Start of Supplied records

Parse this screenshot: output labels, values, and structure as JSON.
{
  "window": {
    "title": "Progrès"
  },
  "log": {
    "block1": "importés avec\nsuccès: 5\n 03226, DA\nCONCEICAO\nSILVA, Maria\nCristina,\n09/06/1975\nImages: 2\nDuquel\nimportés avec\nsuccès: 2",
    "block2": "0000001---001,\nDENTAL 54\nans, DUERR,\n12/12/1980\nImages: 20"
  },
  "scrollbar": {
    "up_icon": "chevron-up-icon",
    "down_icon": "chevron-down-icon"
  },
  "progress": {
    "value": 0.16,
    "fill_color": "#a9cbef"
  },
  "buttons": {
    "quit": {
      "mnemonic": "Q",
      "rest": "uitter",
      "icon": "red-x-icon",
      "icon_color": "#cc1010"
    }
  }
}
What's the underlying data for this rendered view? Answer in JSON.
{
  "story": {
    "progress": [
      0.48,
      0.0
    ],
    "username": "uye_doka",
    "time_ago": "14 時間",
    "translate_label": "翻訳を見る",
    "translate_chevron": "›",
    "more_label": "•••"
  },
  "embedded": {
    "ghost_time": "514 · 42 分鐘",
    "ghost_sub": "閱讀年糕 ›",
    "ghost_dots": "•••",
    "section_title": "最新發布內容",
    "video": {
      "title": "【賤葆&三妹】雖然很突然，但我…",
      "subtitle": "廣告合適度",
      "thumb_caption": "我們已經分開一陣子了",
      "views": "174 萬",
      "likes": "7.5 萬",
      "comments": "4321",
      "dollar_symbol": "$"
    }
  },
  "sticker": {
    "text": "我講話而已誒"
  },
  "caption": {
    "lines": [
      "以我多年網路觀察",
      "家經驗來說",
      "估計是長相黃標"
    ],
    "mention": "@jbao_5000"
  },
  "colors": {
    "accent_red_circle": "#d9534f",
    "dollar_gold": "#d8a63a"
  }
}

End of Supplied records

_Problem to solve_
Print the material above once more, exactly.

_Result for this task_
Parse this screenshot: output labels, values, and structure as JSON.
{
  "window": {
    "title": "Progrès"
  },
  "log": {
    "block1": "importés avec\nsuccès: 5\n 03226, DA\nCONCEICAO\nSILVA, Maria\nCristina,\n09/06/1975\nImages: 2\nDuquel\nimportés avec\nsuccès: 2",
    "block2": "0000001---001,\nDENTAL 54\nans, DUERR,\n12/12/1980\nImages: 20"
  },
  "scrollbar": {
    "up_icon": "chevron-up-icon",
    "down_icon": "chevron-down-icon"
  },
  "progress": {
    "value": 0.16,
    "fill_color": "#a9cbef"
  },
  "buttons": {
    "quit": {
      "mnemonic": "Q",
      "rest": "uitter",
      "icon": "red-x-icon",
      "icon_color": "#cc1010"
    }
  }
}
What's the underlying data for this rendered view? Answer in JSON.
{
  "story": {
    "progress": [
      0.48,
      0.0
    ],
    "username": "uye_doka",
    "time_ago": "14 時間",
    "translate_label": "翻訳を見る",
    "translate_chevron": "›",
    "more_label": "•••"
  },
  "embedded": {
    "ghost_time": "514 · 42 分鐘",
    "ghost_sub": "閱讀年糕 ›",
    "ghost_dots": "•••",
    "section_title": "最新發布內容",
    "video": {
      "title": "【賤葆&三妹】雖然很突然，但我…",
      "subtitle": "廣告合適度",
      "thumb_caption": "我們已經分開一陣子了",
      "views": "174 萬",
      "likes": "7.5 萬",
      "comments": "4321",
      "dollar_symbol": "$"
    }
  },
  "sticker": {
    "text": "我講話而已誒"
  },
  "caption": {
    "lines": [
      "以我多年網路觀察",
      "家經驗來說",
      "估計是長相黃標"
    ],
    "mention": "@jbao_5000"
  },
  "colors": {
    "accent_red_circle": "#d9534f",
    "dollar_gold": "#d8a63a"
  }
}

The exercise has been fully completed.